Short task:
Repeat every record below exactly, omitting any pictures.

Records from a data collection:
------------------------------------------------

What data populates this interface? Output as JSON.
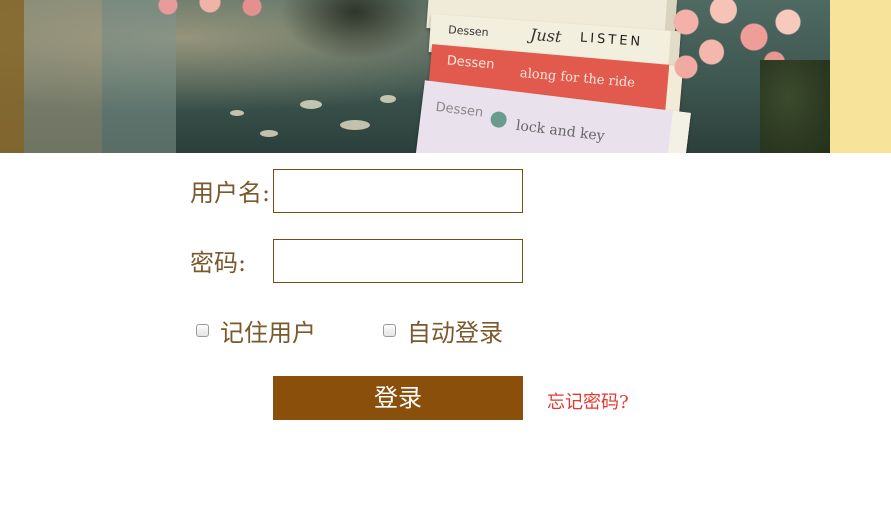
{
  "banner": {
    "image": "books-and-flowers-photo",
    "book_texts": {
      "book1": "",
      "book2_author": "Dessen",
      "book2_title_a": "Just",
      "book2_title_b": "LISTEN",
      "book3_author": "Dessen",
      "book3_title": "along for the ride",
      "book4_author": "Dessen",
      "book4_title": "lock and key"
    }
  },
  "form": {
    "username_label": "用户名:",
    "username_value": "",
    "password_label": "密码:",
    "password_value": "",
    "remember_label": "记住用户",
    "remember_checked": false,
    "auto_login_label": "自动登录",
    "auto_login_checked": false,
    "login_button_label": "登录",
    "forgot_password_link": "忘记密码?"
  },
  "colors": {
    "label_text": "#7a5a2c",
    "input_border": "#7a4a10",
    "button_bg": "#8b4f0c",
    "button_text": "#ffffff",
    "link": "#e8362e",
    "banner_side": "#f7e39a"
  },
  "icons": {
    "remember_checkbox": "checkbox-unchecked",
    "auto_login_checkbox": "checkbox-unchecked"
  }
}
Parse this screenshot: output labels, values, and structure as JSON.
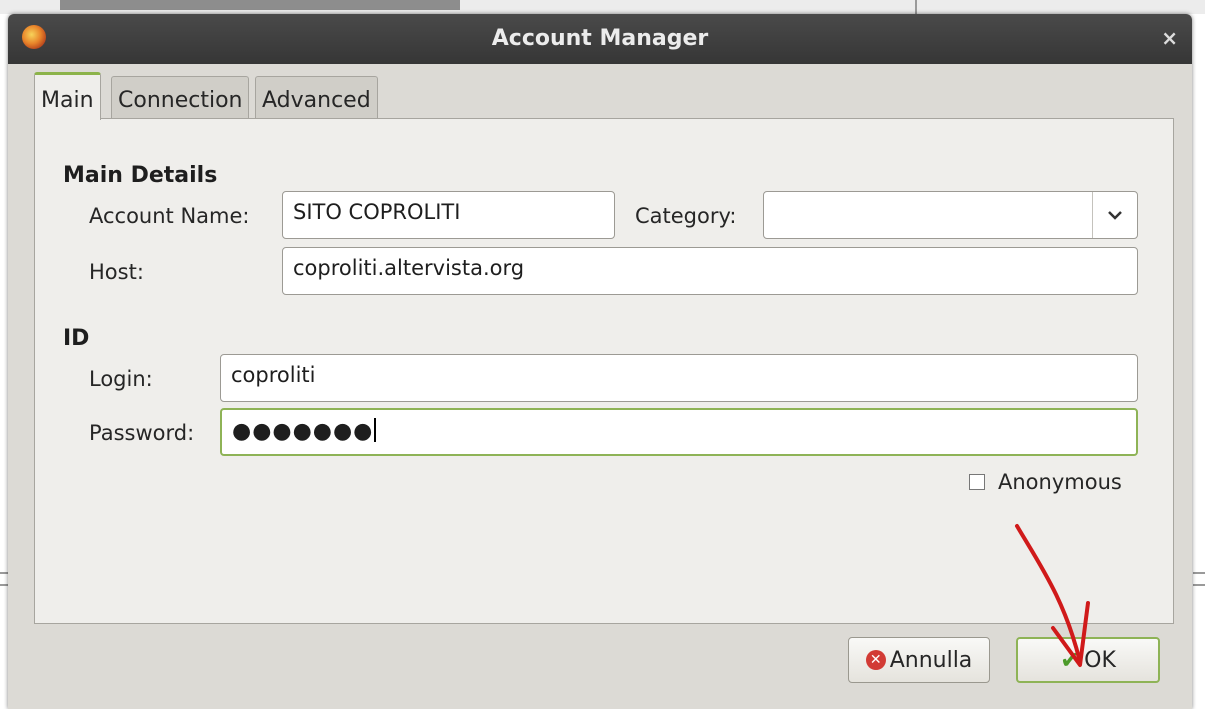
{
  "window": {
    "title": "Account Manager",
    "close_glyph": "×"
  },
  "tabs": [
    {
      "label": "Main"
    },
    {
      "label": "Connection"
    },
    {
      "label": "Advanced"
    }
  ],
  "main_details": {
    "heading": "Main Details",
    "account_name": {
      "label": "Account Name:",
      "value": "SITO COPROLITI"
    },
    "category": {
      "label": "Category:",
      "value": ""
    },
    "host": {
      "label": "Host:",
      "value": "coproliti.altervista.org"
    }
  },
  "id_section": {
    "heading": "ID",
    "login": {
      "label": "Login:",
      "value": "coproliti"
    },
    "password": {
      "label": "Password:",
      "value": "●●●●●●●"
    },
    "anonymous": {
      "label": "Anonymous",
      "checked": false
    }
  },
  "buttons": {
    "cancel": "Annulla",
    "ok": "OK"
  },
  "colors": {
    "focus_border": "#8eb356",
    "annotation_arrow": "#d01a1a"
  }
}
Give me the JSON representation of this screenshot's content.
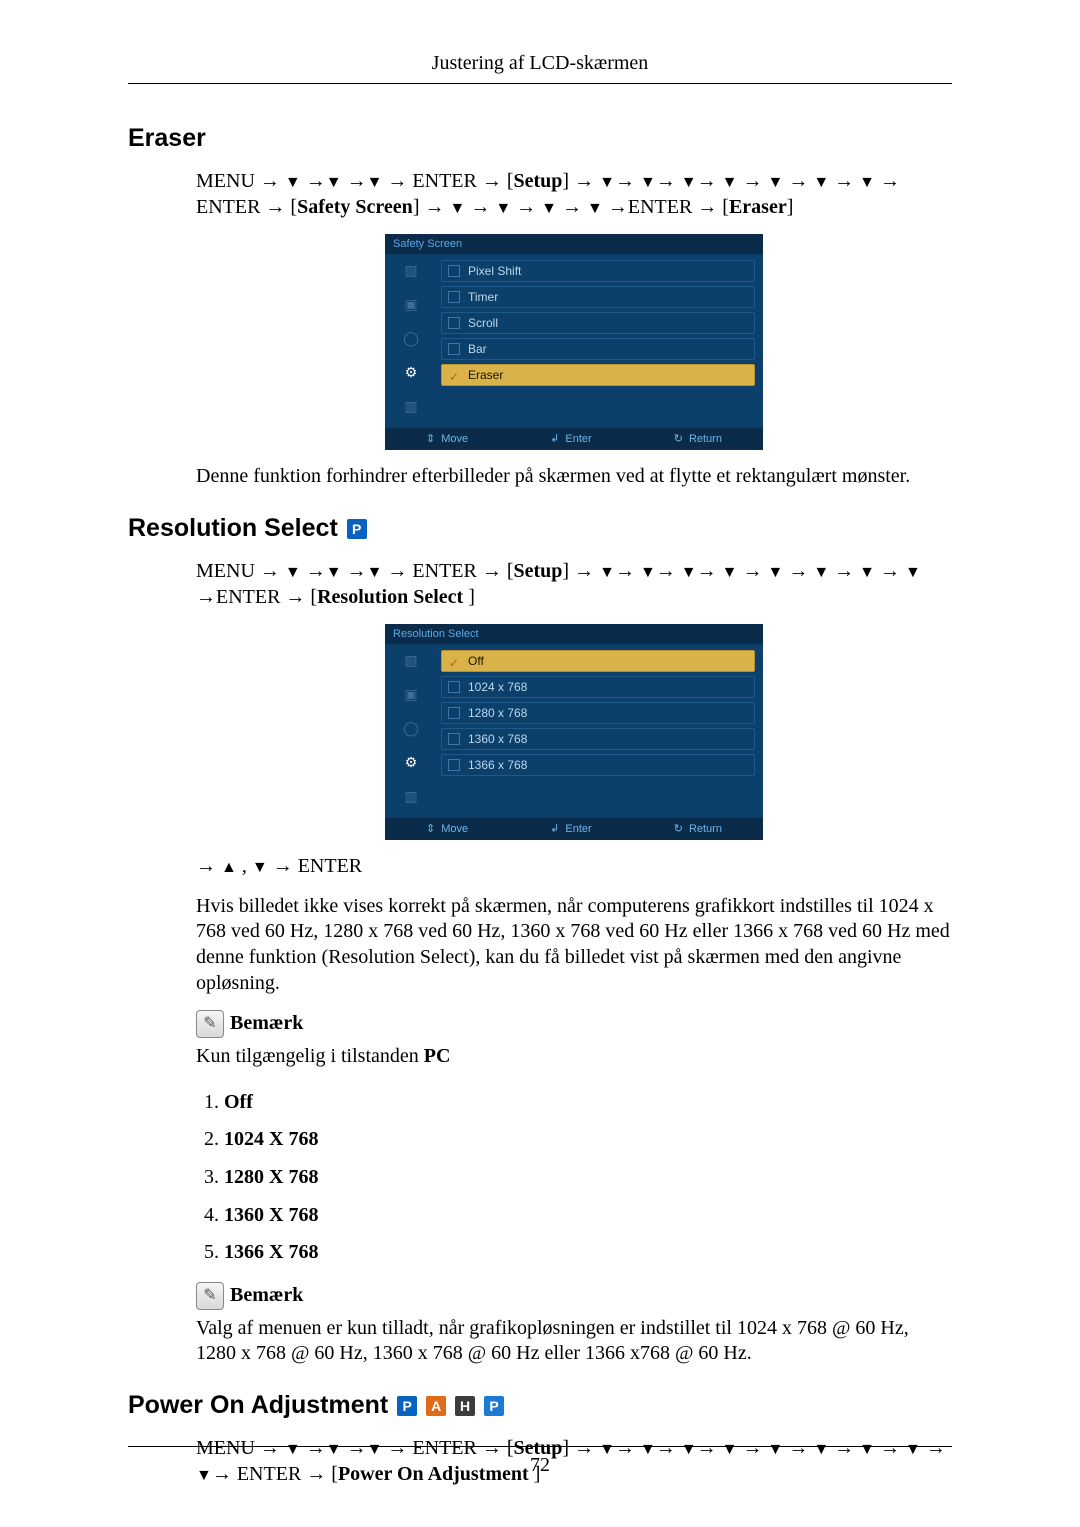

------------------------------------------------

Completed exercise:
What data populates this interface? Output as JSON.
{
  "banner": {
    "image": "books-and-flowers-photo",
    "book_texts": {
      "book1": "",
      "book2_author": "Dessen",
      "book2_title_a": "Just",
      "book2_title_b": "LISTEN",
      "book3_author": "Dessen",
      "book3_title": "along for the ride",
      "book4_author": "Dessen",
      "book4_title": "lock and key"
    }
  },
  "form": {
    "username_label": "用户名:",
    "username_value": "",
    "password_label": "密码:",
    "password_value": "",
    "remember_label": "记住用户",
    "remember_checked": false,
    "auto_login_label": "自动登录",
    "auto_login_checked": false,
    "login_button_label": "登录",
    "forgot_password_link": "忘记密码?"
  },
  "colors": {
    "label_text": "#7a5a2c",
    "input_border": "#7a4a10",
    "button_bg": "#8b4f0c",
    "button_text": "#ffffff",
    "link": "#e8362e",
    "banner_side": "#f7e39a"
  },
  "icons": {
    "remember_checkbox": "checkbox-unchecked",
    "auto_login_checkbox": "checkbox-unchecked"
  }
}
Parse this screenshot: output labels, values, and structure as JSON.
{
  "window": {
    "title": "Account Manager",
    "close_glyph": "×"
  },
  "tabs": [
    {
      "label": "Main"
    },
    {
      "label": "Connection"
    },
    {
      "label": "Advanced"
    }
  ],
  "main_details": {
    "heading": "Main Details",
    "account_name": {
      "label": "Account Name:",
      "value": "SITO COPROLITI"
    },
    "category": {
      "label": "Category:",
      "value": ""
    },
    "host": {
      "label": "Host:",
      "value": "coproliti.altervista.org"
    }
  },
  "id_section": {
    "heading": "ID",
    "login": {
      "label": "Login:",
      "value": "coproliti"
    },
    "password": {
      "label": "Password:",
      "value": "●●●●●●●"
    },
    "anonymous": {
      "label": "Anonymous",
      "checked": false
    }
  },
  "buttons": {
    "cancel": "Annulla",
    "ok": "OK"
  },
  "colors": {
    "focus_border": "#8eb356",
    "annotation_arrow": "#d01a1a"
  }
}
Give me the JSON representation of this screenshot's content.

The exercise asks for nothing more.